- **Selection**
• • •
Personally I consider myself a growth investor, but I care about value metrics to invest with a margin of safety and avoid hype-traps. Here are some practical tools to assist when valuing companies before considering an investment.

First, some definitions:

Market Cap = # of shares * price of a share. The total value of a company.

Enterprise Value (EV) = market cap - cash on hand + debts. If you were to buy out the whole company this is what it would cost you. (May be more useful than market cap because it isn't distorted by debt levels.)

Value investing to me means thinking of a stock as ownership in an ongoing business (rather than just a ticker that moves up and down in price), valuing that business in terms of its future cash flows, and investing at a price where you have a margin of safety in case your estimated value of the business was inaccurate.

Valuation Metrics:

Some of these are easily displayed on various financial sites; others may require you to look into a company's balance sheet and build a spreadsheet yourself to calculate them. I'm writing this up to provide some of the intuition behind the numbers.
• • •
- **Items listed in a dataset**

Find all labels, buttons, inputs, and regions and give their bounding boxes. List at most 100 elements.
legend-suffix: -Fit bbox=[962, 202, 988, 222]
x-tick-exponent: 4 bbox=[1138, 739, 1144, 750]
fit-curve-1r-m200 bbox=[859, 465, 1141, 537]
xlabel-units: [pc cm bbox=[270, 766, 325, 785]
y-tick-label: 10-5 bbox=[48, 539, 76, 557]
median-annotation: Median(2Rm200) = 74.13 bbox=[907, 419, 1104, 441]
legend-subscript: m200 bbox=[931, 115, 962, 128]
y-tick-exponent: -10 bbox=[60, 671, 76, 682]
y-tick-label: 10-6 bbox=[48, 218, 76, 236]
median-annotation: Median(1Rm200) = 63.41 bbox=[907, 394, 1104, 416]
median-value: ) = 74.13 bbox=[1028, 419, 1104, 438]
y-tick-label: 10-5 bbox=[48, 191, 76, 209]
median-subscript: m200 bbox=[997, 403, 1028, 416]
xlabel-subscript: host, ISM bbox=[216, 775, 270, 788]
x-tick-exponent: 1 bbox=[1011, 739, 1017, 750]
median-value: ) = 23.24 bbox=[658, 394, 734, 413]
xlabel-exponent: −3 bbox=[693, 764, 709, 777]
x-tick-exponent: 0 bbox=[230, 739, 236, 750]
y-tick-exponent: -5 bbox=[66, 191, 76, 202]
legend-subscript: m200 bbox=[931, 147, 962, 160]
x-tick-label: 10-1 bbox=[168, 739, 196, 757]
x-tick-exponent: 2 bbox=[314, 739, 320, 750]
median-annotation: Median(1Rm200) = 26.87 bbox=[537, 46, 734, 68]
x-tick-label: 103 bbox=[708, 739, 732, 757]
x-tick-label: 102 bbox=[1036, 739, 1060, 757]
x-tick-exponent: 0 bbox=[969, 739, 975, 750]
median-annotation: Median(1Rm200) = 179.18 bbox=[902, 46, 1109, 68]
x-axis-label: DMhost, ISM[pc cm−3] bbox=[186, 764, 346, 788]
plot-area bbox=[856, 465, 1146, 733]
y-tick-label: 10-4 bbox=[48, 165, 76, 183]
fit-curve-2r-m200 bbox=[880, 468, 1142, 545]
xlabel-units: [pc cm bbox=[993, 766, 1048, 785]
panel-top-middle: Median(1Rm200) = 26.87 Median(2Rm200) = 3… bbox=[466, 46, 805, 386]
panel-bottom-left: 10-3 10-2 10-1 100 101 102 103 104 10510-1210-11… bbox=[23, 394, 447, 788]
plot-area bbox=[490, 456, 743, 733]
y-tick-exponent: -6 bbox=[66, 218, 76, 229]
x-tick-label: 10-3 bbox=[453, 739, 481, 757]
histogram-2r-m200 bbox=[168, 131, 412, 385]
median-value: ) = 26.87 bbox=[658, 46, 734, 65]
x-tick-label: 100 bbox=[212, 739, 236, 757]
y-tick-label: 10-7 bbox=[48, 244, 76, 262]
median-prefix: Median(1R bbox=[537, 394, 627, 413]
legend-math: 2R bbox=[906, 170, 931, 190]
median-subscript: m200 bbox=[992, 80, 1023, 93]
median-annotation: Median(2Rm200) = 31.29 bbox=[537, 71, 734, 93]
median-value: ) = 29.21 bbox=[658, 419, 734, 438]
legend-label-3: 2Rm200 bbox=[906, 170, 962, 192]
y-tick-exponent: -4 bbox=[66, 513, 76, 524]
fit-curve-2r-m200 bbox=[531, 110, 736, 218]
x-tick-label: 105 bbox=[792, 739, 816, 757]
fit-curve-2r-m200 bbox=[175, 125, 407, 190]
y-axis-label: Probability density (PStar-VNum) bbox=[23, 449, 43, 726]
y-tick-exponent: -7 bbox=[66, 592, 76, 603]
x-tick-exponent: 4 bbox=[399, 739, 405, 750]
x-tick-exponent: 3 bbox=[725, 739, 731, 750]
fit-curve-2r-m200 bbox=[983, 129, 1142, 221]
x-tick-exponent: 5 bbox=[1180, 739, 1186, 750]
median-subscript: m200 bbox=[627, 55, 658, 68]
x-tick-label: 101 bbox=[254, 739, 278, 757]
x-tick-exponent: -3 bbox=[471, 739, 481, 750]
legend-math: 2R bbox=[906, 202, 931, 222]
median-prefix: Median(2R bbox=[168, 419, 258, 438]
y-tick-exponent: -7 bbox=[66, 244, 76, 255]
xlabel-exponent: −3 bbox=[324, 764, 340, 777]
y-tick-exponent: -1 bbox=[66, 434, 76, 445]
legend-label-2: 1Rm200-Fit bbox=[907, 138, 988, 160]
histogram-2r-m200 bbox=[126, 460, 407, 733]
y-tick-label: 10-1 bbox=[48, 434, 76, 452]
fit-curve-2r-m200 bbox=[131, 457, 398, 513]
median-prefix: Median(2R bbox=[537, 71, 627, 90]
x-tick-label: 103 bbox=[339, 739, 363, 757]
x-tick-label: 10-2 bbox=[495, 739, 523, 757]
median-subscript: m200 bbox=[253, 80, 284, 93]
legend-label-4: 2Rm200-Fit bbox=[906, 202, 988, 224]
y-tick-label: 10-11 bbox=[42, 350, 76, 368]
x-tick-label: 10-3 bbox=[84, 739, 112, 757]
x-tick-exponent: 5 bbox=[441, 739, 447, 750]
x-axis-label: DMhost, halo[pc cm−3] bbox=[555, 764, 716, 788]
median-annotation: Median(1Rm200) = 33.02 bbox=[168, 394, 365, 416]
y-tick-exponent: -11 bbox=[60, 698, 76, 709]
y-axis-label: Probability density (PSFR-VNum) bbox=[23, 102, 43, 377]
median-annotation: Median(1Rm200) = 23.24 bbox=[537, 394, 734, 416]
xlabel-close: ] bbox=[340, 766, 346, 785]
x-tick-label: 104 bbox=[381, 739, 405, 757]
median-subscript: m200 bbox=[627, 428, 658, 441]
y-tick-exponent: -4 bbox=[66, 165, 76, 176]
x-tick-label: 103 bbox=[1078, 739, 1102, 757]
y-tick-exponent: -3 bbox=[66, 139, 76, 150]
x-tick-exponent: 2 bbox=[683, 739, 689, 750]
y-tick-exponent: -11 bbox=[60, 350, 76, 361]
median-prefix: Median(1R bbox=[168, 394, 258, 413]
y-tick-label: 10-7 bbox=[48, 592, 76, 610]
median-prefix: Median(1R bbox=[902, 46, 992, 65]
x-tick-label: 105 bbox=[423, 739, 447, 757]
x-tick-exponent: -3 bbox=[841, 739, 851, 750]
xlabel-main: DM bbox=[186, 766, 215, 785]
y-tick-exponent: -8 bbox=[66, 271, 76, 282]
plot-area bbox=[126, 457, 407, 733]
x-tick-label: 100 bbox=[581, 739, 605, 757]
• • •
- **Exercise tasks**
1 - In the passage on valuing companies above, list every quantity that appears on the right-hand side of the formula for Enterprise Value.
2 - Carry on the passage on valuing companies from its last sentence.

- **Per-task outputs**
1 - Market cap, cash on hand, debts

2 -
  • Price/Earnings (P/E): everyone knows this one, including company managers, and there's strong motivation to "game" earnings through various tactics. Low P/E is the market expressing low expectations for future earnings growth. Buying low P/E stocks simply because they're "cheap" can drop you into value traps which are cheap for a good reason.

Typically Earnings will refer to past (trailing twelve months) earnings; you may instead want to consider future, projected Earnings. But sometimes projections are wrong.

  • Price/Sales Ratio (P/S): earnings are easy to manipulate but sales figures, less so. A low P/S ratio means a company sells a lot relative to its market cap; it's possible they're not making much money because their operating margins are poor. If you think a company has the ability to improve profit margins, low P/S may find you a good value. [See Ken Fisher's old book, Super Stocks, for a full case about why low P/S is a good screen].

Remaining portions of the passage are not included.